Required task
Find all lines in the listing that include the word "JSON", then copy them.
--------------------------------------------------
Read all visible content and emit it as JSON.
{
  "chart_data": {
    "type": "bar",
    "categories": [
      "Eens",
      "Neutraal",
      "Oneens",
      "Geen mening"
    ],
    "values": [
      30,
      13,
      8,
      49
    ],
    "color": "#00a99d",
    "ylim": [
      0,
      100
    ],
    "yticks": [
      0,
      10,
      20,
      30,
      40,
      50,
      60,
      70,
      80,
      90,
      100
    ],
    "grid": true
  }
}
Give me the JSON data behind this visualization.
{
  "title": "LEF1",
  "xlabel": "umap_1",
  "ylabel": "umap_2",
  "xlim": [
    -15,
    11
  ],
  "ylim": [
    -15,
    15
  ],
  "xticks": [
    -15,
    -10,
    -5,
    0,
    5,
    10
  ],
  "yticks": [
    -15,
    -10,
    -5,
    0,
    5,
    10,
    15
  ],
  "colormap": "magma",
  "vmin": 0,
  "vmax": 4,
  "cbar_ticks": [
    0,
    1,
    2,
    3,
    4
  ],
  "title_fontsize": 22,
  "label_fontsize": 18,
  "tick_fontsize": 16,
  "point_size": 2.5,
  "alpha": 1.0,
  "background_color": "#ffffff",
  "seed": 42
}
--------------------------------------------------
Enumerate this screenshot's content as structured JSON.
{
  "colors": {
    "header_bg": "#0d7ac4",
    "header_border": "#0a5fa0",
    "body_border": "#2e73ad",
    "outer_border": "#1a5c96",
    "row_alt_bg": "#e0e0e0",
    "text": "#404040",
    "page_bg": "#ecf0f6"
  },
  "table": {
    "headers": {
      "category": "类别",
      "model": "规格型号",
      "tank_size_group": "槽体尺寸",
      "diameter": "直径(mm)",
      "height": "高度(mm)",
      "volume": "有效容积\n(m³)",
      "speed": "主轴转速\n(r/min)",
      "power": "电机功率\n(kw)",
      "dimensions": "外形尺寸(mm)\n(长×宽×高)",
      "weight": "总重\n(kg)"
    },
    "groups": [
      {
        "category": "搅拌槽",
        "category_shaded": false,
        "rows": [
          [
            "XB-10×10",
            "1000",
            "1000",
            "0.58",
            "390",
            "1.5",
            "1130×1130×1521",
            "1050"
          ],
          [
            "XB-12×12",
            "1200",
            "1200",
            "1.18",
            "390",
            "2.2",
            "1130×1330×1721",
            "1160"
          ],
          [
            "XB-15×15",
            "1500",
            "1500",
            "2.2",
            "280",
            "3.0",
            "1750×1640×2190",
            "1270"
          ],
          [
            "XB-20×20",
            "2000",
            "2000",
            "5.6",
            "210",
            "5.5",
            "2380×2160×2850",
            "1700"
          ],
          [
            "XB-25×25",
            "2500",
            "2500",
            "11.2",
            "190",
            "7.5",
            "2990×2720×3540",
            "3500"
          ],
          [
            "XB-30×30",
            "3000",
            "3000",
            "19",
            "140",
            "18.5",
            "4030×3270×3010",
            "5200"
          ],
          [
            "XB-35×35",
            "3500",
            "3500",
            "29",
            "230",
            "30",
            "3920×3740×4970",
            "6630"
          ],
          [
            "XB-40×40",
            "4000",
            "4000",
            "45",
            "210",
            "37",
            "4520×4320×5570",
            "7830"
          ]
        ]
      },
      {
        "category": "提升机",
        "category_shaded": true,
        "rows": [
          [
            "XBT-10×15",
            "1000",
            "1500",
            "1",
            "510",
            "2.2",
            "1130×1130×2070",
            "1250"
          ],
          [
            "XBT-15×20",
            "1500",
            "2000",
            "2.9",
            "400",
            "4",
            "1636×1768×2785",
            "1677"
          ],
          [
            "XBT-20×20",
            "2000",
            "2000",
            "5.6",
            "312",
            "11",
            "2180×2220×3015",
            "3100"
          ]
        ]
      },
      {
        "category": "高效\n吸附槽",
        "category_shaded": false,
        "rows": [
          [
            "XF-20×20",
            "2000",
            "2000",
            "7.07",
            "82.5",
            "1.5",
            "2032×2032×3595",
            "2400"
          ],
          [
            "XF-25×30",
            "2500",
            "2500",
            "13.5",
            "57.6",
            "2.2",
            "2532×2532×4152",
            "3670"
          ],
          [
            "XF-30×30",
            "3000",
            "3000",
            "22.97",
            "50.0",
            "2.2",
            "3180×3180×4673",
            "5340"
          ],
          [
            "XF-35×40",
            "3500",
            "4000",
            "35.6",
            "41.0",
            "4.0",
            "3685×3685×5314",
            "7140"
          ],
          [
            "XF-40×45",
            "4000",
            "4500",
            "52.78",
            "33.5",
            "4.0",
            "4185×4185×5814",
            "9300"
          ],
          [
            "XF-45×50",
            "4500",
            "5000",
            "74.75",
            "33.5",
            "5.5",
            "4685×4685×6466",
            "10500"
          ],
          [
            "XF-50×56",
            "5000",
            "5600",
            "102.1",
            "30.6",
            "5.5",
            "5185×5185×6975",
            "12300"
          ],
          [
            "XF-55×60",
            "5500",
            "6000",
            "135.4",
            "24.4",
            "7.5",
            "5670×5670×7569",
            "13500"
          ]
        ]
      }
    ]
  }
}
--------------------------------------------------
Correct result
Read all visible content and emit it as JSON.
Give me the JSON data behind this visualization.
Enumerate this screenshot's content as structured JSON.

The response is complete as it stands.